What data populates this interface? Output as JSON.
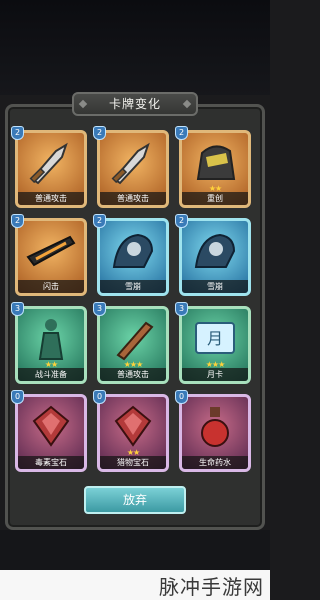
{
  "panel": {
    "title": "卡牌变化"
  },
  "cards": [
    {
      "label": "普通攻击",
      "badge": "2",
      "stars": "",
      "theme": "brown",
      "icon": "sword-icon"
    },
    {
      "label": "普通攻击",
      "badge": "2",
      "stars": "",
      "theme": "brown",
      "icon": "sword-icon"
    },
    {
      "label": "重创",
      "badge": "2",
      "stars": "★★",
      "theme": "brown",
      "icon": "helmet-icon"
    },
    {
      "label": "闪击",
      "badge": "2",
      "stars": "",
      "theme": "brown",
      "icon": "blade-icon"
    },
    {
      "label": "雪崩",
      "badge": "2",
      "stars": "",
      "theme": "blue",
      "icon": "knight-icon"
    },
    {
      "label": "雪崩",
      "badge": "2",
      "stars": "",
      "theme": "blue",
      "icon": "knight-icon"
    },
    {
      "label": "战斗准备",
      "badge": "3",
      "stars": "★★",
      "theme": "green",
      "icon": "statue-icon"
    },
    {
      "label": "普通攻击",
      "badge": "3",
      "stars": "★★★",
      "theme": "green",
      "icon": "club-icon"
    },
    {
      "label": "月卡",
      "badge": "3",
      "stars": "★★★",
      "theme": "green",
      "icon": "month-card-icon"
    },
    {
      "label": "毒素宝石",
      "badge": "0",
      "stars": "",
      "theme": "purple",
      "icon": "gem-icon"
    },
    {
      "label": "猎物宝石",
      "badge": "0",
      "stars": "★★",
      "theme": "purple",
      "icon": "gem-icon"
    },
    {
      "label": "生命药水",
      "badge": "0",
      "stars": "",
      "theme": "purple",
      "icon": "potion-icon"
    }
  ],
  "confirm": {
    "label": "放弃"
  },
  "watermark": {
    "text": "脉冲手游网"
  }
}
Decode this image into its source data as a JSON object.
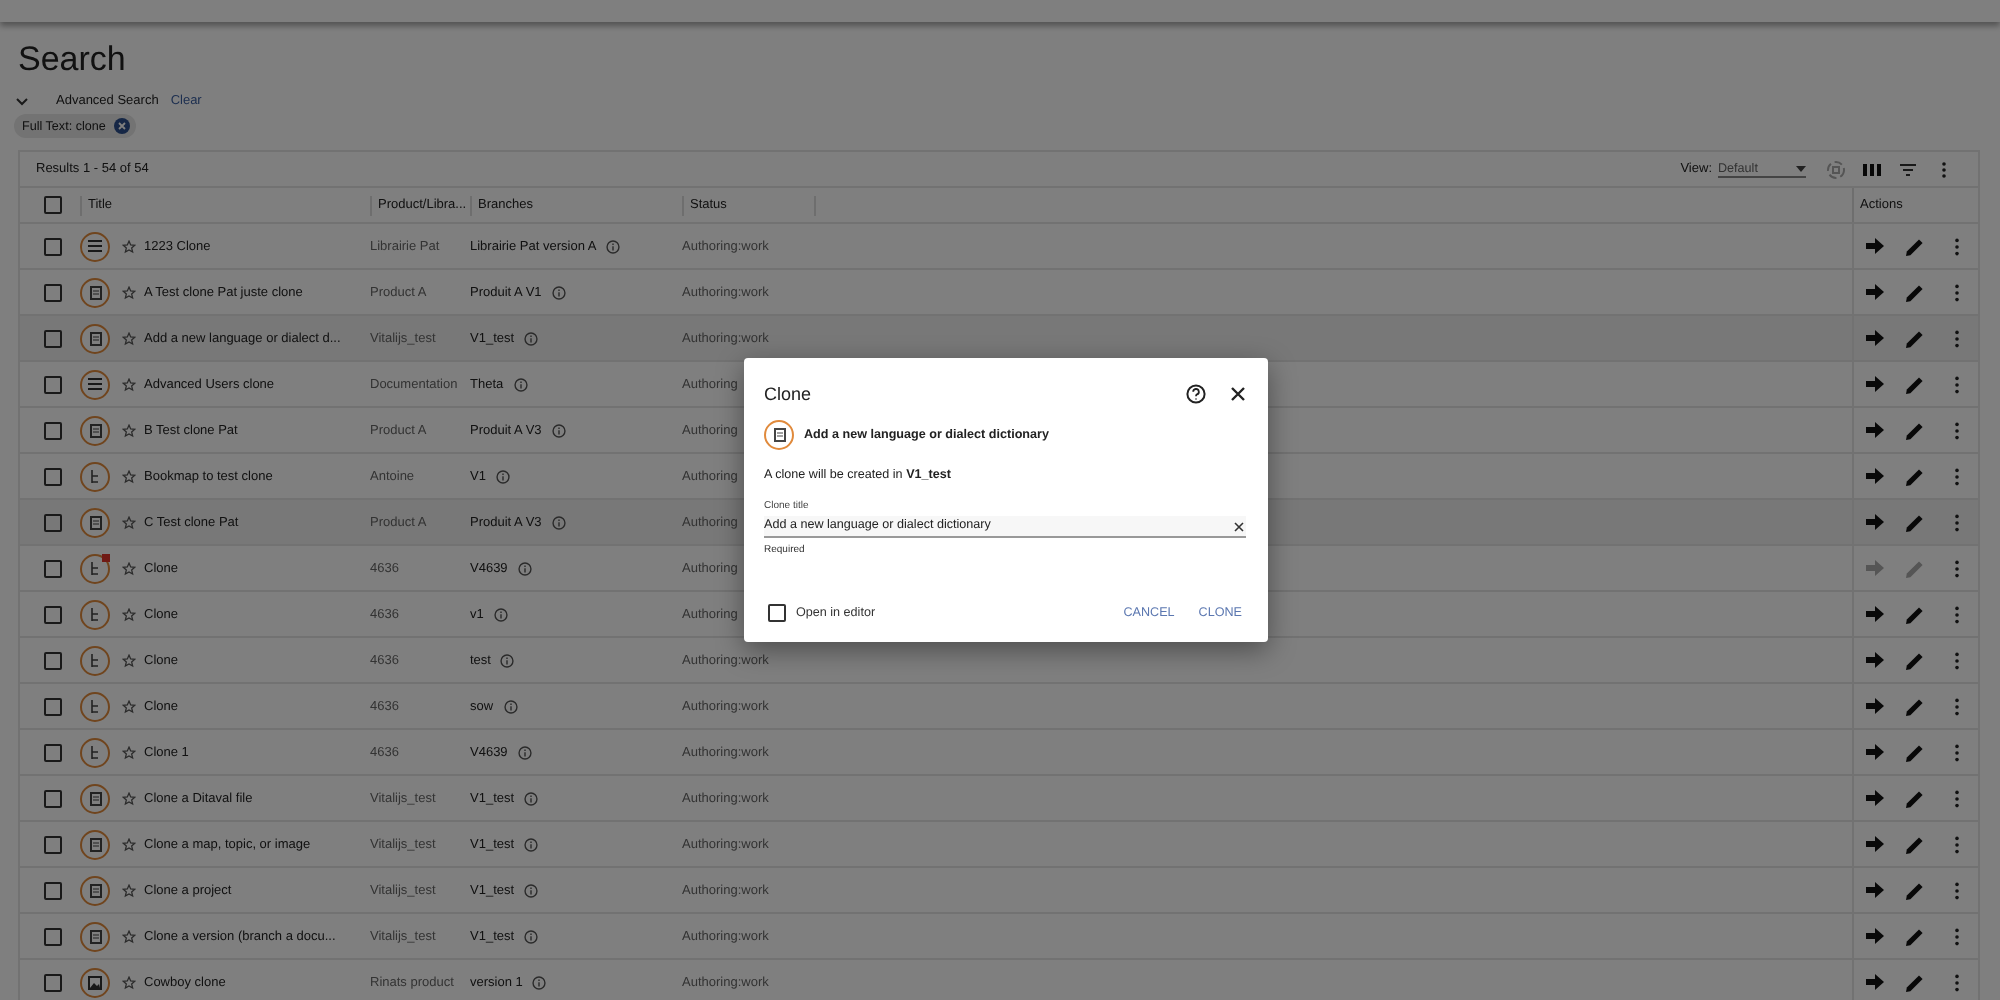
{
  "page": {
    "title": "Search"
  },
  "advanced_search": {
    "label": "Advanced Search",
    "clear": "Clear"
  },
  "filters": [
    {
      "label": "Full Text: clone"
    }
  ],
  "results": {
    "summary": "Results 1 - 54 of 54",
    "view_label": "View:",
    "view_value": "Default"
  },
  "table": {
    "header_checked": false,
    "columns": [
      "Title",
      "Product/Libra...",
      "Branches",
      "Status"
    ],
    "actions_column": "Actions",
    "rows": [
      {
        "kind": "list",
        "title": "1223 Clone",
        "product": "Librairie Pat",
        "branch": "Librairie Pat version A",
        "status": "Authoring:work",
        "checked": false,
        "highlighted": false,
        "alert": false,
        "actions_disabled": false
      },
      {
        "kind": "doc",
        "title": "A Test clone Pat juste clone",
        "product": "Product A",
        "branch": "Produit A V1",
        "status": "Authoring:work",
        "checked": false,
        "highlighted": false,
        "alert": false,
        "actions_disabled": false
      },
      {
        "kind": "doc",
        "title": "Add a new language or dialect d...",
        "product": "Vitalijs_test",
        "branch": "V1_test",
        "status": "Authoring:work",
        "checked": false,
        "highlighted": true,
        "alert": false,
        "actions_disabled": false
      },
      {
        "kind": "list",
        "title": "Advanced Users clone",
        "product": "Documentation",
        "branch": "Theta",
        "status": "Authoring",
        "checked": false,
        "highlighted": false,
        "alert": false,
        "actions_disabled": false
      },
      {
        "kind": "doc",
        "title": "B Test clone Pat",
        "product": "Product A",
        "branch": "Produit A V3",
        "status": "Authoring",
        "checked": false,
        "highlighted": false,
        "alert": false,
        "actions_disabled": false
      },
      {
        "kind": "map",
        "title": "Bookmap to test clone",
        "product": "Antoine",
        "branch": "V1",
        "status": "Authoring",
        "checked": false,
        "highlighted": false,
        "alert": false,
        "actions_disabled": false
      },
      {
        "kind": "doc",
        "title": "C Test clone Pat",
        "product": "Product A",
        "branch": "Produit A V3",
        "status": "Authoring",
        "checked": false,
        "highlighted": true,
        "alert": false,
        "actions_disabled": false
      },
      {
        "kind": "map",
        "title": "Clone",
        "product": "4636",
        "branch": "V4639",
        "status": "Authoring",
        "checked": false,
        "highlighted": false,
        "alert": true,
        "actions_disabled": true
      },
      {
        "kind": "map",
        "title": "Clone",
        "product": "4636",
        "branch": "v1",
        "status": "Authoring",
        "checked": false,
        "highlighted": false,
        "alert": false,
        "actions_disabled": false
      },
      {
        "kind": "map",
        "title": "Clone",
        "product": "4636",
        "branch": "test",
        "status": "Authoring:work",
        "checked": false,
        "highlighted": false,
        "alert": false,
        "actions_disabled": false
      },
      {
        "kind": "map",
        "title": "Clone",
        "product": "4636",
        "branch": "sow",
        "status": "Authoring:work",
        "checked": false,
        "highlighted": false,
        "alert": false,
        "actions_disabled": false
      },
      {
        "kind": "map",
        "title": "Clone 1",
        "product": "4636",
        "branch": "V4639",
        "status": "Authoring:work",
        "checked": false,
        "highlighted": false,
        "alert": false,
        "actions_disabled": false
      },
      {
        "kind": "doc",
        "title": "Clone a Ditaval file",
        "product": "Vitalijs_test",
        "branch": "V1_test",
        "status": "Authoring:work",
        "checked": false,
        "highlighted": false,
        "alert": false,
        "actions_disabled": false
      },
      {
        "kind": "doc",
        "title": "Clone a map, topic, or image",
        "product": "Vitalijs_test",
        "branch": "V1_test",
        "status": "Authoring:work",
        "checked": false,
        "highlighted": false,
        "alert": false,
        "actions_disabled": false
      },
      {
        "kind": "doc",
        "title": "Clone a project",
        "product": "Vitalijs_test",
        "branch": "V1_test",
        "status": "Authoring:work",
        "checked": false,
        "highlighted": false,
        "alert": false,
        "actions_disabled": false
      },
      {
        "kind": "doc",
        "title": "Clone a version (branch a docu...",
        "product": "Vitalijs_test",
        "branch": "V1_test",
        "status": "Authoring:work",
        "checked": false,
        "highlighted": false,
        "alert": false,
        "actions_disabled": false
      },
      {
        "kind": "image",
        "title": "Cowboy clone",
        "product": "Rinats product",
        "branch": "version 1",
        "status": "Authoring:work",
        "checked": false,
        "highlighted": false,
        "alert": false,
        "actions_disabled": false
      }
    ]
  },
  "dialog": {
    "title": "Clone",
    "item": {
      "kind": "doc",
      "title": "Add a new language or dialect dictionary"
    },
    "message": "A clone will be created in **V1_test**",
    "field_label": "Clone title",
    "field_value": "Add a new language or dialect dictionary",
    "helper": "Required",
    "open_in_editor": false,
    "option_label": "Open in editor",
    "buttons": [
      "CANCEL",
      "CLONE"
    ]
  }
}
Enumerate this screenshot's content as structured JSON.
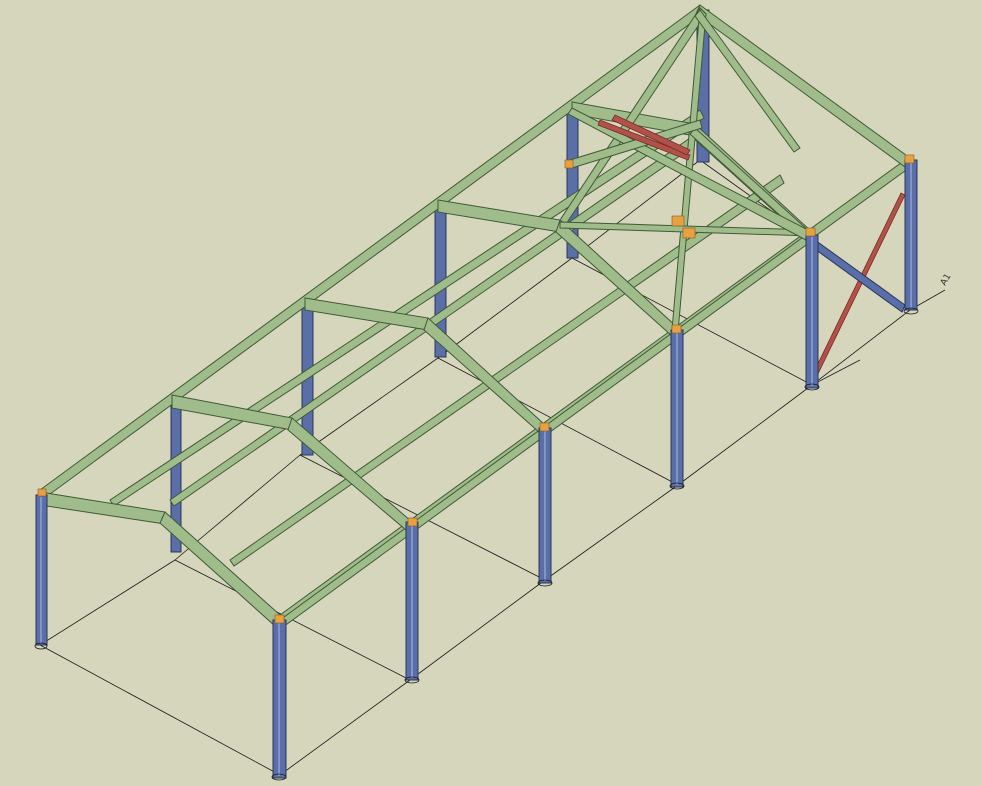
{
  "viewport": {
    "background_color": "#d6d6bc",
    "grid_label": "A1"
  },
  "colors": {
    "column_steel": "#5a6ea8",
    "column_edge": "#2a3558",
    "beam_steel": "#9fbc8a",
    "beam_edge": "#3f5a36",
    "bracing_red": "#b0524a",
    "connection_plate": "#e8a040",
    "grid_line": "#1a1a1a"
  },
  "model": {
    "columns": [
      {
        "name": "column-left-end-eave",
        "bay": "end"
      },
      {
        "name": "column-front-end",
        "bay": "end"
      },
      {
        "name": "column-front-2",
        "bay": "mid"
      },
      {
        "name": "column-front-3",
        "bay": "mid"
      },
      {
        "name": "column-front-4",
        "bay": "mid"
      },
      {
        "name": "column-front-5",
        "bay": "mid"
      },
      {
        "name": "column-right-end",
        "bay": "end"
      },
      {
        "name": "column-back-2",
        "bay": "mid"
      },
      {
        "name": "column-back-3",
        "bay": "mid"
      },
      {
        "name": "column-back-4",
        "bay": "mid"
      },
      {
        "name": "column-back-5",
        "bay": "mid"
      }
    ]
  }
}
◆ ◆ ◆
All the records need to be repeated exactly, with the images dropped.

What data populates this interface? Output as JSON.
{
  "panel": {
    "title": "卡牌变化"
  },
  "cards": [
    {
      "label": "普通攻击",
      "badge": "2",
      "stars": "",
      "theme": "brown",
      "icon": "sword-icon"
    },
    {
      "label": "普通攻击",
      "badge": "2",
      "stars": "",
      "theme": "brown",
      "icon": "sword-icon"
    },
    {
      "label": "重创",
      "badge": "2",
      "stars": "★★",
      "theme": "brown",
      "icon": "helmet-icon"
    },
    {
      "label": "闪击",
      "badge": "2",
      "stars": "",
      "theme": "brown",
      "icon": "blade-icon"
    },
    {
      "label": "雪崩",
      "badge": "2",
      "stars": "",
      "theme": "blue",
      "icon": "knight-icon"
    },
    {
      "label": "雪崩",
      "badge": "2",
      "stars": "",
      "theme": "blue",
      "icon": "knight-icon"
    },
    {
      "label": "战斗准备",
      "badge": "3",
      "stars": "★★",
      "theme": "green",
      "icon": "statue-icon"
    },
    {
      "label": "普通攻击",
      "badge": "3",
      "stars": "★★★",
      "theme": "green",
      "icon": "club-icon"
    },
    {
      "label": "月卡",
      "badge": "3",
      "stars": "★★★",
      "theme": "green",
      "icon": "month-card-icon"
    },
    {
      "label": "毒素宝石",
      "badge": "0",
      "stars": "",
      "theme": "purple",
      "icon": "gem-icon"
    },
    {
      "label": "猎物宝石",
      "badge": "0",
      "stars": "★★",
      "theme": "purple",
      "icon": "gem-icon"
    },
    {
      "label": "生命药水",
      "badge": "0",
      "stars": "",
      "theme": "purple",
      "icon": "potion-icon"
    }
  ],
  "confirm": {
    "label": "放弃"
  },
  "watermark": {
    "text": "脉冲手游网"
  }
}
Decode this image into its source data as a JSON object.
{
  "page": {
    "title": "Search"
  },
  "advanced_search": {
    "label": "Advanced Search",
    "clear": "Clear"
  },
  "filters": [
    {
      "label": "Full Text: clone"
    }
  ],
  "results": {
    "summary": "Results 1 - 54 of 54",
    "view_label": "View:",
    "view_value": "Default"
  },
  "table": {
    "header_checked": false,
    "columns": [
      "Title",
      "Product/Libra...",
      "Branches",
      "Status"
    ],
    "actions_column": "Actions",
    "rows": [
      {
        "kind": "list",
        "title": "1223 Clone",
        "product": "Librairie Pat",
        "branch": "Librairie Pat version A",
        "status": "Authoring:work",
        "checked": false,
        "highlighted": false,
        "alert": false,
        "actions_disabled": false
      },
      {
        "kind": "doc",
        "title": "A Test clone Pat juste clone",
        "product": "Product A",
        "branch": "Produit A V1",
        "status": "Authoring:work",
        "checked": false,
        "highlighted": false,
        "alert": false,
        "actions_disabled": false
      },
      {
        "kind": "doc",
        "title": "Add a new language or dialect d...",
        "product": "Vitalijs_test",
        "branch": "V1_test",
        "status": "Authoring:work",
        "checked": false,
        "highlighted": true,
        "alert": false,
        "actions_disabled": false
      },
      {
        "kind": "list",
        "title": "Advanced Users clone",
        "product": "Documentation",
        "branch": "Theta",
        "status": "Authoring",
        "checked": false,
        "highlighted": false,
        "alert": false,
        "actions_disabled": false
      },
      {
        "kind": "doc",
        "title": "B Test clone Pat",
        "product": "Product A",
        "branch": "Produit A V3",
        "status": "Authoring",
        "checked": false,
        "highlighted": false,
        "alert": false,
        "actions_disabled": false
      },
      {
        "kind": "map",
        "title": "Bookmap to test clone",
        "product": "Antoine",
        "branch": "V1",
        "status": "Authoring",
        "checked": false,
        "highlighted": false,
        "alert": false,
        "actions_disabled": false
      },
      {
        "kind": "doc",
        "title": "C Test clone Pat",
        "product": "Product A",
        "branch": "Produit A V3",
        "status": "Authoring",
        "checked": false,
        "highlighted": true,
        "alert": false,
        "actions_disabled": false
      },
      {
        "kind": "map",
        "title": "Clone",
        "product": "4636",
        "branch": "V4639",
        "status": "Authoring",
        "checked": false,
        "highlighted": false,
        "alert": true,
        "actions_disabled": true
      },
      {
        "kind": "map",
        "title": "Clone",
        "product": "4636",
        "branch": "v1",
        "status": "Authoring",
        "checked": false,
        "highlighted": false,
        "alert": false,
        "actions_disabled": false
      },
      {
        "kind": "map",
        "title": "Clone",
        "product": "4636",
        "branch": "test",
        "status": "Authoring:work",
        "checked": false,
        "highlighted": false,
        "alert": false,
        "actions_disabled": false
      },
      {
        "kind": "map",
        "title": "Clone",
        "product": "4636",
        "branch": "sow",
        "status": "Authoring:work",
        "checked": false,
        "highlighted": false,
        "alert": false,
        "actions_disabled": false
      },
      {
        "kind": "map",
        "title": "Clone 1",
        "product": "4636",
        "branch": "V4639",
        "status": "Authoring:work",
        "checked": false,
        "highlighted": false,
        "alert": false,
        "actions_disabled": false
      },
      {
        "kind": "doc",
        "title": "Clone a Ditaval file",
        "product": "Vitalijs_test",
        "branch": "V1_test",
        "status": "Authoring:work",
        "checked": false,
        "highlighted": false,
        "alert": false,
        "actions_disabled": false
      },
      {
        "kind": "doc",
        "title": "Clone a map, topic, or image",
        "product": "Vitalijs_test",
        "branch": "V1_test",
        "status": "Authoring:work",
        "checked": false,
        "highlighted": false,
        "alert": false,
        "actions_disabled": false
      },
      {
        "kind": "doc",
        "title": "Clone a project",
        "product": "Vitalijs_test",
        "branch": "V1_test",
        "status": "Authoring:work",
        "checked": false,
        "highlighted": false,
        "alert": false,
        "actions_disabled": false
      },
      {
        "kind": "doc",
        "title": "Clone a version (branch a docu...",
        "product": "Vitalijs_test",
        "branch": "V1_test",
        "status": "Authoring:work",
        "checked": false,
        "highlighted": false,
        "alert": false,
        "actions_disabled": false
      },
      {
        "kind": "image",
        "title": "Cowboy clone",
        "product": "Rinats product",
        "branch": "version 1",
        "status": "Authoring:work",
        "checked": false,
        "highlighted": false,
        "alert": false,
        "actions_disabled": false
      }
    ]
  },
  "dialog": {
    "title": "Clone",
    "item": {
      "kind": "doc",
      "title": "Add a new language or dialect dictionary"
    },
    "message": "A clone will be created in **V1_test**",
    "field_label": "Clone title",
    "field_value": "Add a new language or dialect dictionary",
    "helper": "Required",
    "open_in_editor": false,
    "option_label": "Open in editor",
    "buttons": [
      "CANCEL",
      "CLONE"
    ]
  }
}
Enumerate this screenshot's content as structured JSON.
{
  "viewport": {
    "background_color": "#d6d6bc",
    "grid_label": "A1"
  },
  "colors": {
    "column_steel": "#5a6ea8",
    "column_edge": "#2a3558",
    "beam_steel": "#9fbc8a",
    "beam_edge": "#3f5a36",
    "bracing_red": "#b0524a",
    "connection_plate": "#e8a040",
    "grid_line": "#1a1a1a"
  },
  "model": {
    "columns": [
      {
        "name": "column-left-end-eave",
        "bay": "end"
      },
      {
        "name": "column-front-end",
        "bay": "end"
      },
      {
        "name": "column-front-2",
        "bay": "mid"
      },
      {
        "name": "column-front-3",
        "bay": "mid"
      },
      {
        "name": "column-front-4",
        "bay": "mid"
      },
      {
        "name": "column-front-5",
        "bay": "mid"
      },
      {
        "name": "column-right-end",
        "bay": "end"
      },
      {
        "name": "column-back-2",
        "bay": "mid"
      },
      {
        "name": "column-back-3",
        "bay": "mid"
      },
      {
        "name": "column-back-4",
        "bay": "mid"
      },
      {
        "name": "column-back-5",
        "bay": "mid"
      }
    ]
  }
}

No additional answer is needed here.